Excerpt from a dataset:
+ + + + +

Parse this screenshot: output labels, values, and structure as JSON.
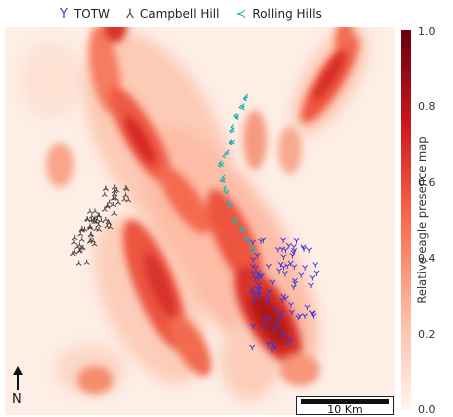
{
  "legend": {
    "items": [
      {
        "symbol": "Y",
        "label": "TOTW",
        "color": "#3b3bd6"
      },
      {
        "symbol": "⅄",
        "label": "Campbell Hill",
        "color": "#444444"
      },
      {
        "symbol": "≺",
        "label": "Rolling Hills",
        "color": "#1fb3b0"
      }
    ]
  },
  "colorbar": {
    "label": "Relative eagle presence map",
    "ticks": [
      "1.0",
      "0.8",
      "0.6",
      "0.4",
      "0.2",
      "0.0"
    ],
    "colormap": [
      "#fff5f0",
      "#fcbba1",
      "#fb6a4a",
      "#cb181d",
      "#67000d"
    ]
  },
  "north_label": "N",
  "scalebar_label": "10 Km",
  "colors": {
    "map_background": "#fdeee6",
    "totw": "#3b3bd6",
    "campbell": "#444444",
    "rolling": "#1fb3b0"
  }
}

+ + + + +

Problem to work on: Write out each entry exactly as given, omitting any picture.

Result of the exercise:
Parse this screenshot: output labels, values, and structure as JSON.
{
  "legend": {
    "items": [
      {
        "symbol": "Y",
        "label": "TOTW",
        "color": "#3b3bd6"
      },
      {
        "symbol": "⅄",
        "label": "Campbell Hill",
        "color": "#444444"
      },
      {
        "symbol": "≺",
        "label": "Rolling Hills",
        "color": "#1fb3b0"
      }
    ]
  },
  "colorbar": {
    "label": "Relative eagle presence map",
    "ticks": [
      "1.0",
      "0.8",
      "0.6",
      "0.4",
      "0.2",
      "0.0"
    ],
    "colormap": [
      "#fff5f0",
      "#fcbba1",
      "#fb6a4a",
      "#cb181d",
      "#67000d"
    ]
  },
  "north_label": "N",
  "scalebar_label": "10 Km",
  "colors": {
    "map_background": "#fdeee6",
    "totw": "#3b3bd6",
    "campbell": "#444444",
    "rolling": "#1fb3b0"
  }
}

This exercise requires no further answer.